Dataset records ->
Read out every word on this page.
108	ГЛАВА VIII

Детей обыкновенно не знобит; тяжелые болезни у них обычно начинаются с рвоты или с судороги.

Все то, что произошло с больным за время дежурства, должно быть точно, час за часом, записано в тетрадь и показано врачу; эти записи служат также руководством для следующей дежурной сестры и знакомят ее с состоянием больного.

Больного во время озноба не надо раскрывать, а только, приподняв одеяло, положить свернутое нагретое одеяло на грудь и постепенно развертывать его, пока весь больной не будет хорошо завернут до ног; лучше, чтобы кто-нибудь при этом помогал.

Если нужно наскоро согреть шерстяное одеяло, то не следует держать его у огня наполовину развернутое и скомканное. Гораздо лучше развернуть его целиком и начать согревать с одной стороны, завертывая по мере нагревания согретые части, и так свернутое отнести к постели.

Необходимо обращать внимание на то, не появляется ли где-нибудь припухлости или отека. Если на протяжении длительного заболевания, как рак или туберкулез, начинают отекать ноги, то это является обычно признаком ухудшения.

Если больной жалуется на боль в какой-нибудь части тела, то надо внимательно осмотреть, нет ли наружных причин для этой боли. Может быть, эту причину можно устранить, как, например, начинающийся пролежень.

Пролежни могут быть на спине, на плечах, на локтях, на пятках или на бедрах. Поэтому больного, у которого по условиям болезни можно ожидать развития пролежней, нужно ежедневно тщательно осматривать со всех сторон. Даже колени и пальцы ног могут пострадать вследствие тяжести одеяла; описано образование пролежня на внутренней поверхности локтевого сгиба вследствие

Problem requirements ->
The records above should be repeated in full, exactly as given.

Response to this exercise ->
Read out every word on this page.
108	ГЛАВА VIII

Детей обыкновенно не знобит; тяжелые болезни у них обычно начинаются с рвоты или с судороги.

Все то, что произошло с больным за время дежурства, должно быть точно, час за часом, записано в тетрадь и показано врачу; эти записи служат также руководством для следующей дежурной сестры и знакомят ее с состоянием больного.

Больного во время озноба не надо раскрывать, а только, приподняв одеяло, положить свернутое нагретое одеяло на грудь и постепенно развертывать его, пока весь больной не будет хорошо завернут до ног; лучше, чтобы кто-нибудь при этом помогал.

Если нужно наскоро согреть шерстяное одеяло, то не следует держать его у огня наполовину развернутое и скомканное. Гораздо лучше развернуть его целиком и начать согревать с одной стороны, завертывая по мере нагревания согретые части, и так свернутое отнести к постели.

Необходимо обращать внимание на то, не появляется ли где-нибудь припухлости или отека. Если на протяжении длительного заболевания, как рак или туберкулез, начинают отекать ноги, то это является обычно признаком ухудшения.

Если больной жалуется на боль в какой-нибудь части тела, то надо внимательно осмотреть, нет ли наружных причин для этой боли. Может быть, эту причину можно устранить, как, например, начинающийся пролежень.

Пролежни могут быть на спине, на плечах, на локтях, на пятках или на бедрах. Поэтому больного, у которого по условиям болезни можно ожидать развития пролежней, нужно ежедневно тщательно осматривать со всех сторон. Даже колени и пальцы ног могут пострадать вследствие тяжести одеяла; описано образование пролежня на внутренней поверхности локтевого сгиба вследствие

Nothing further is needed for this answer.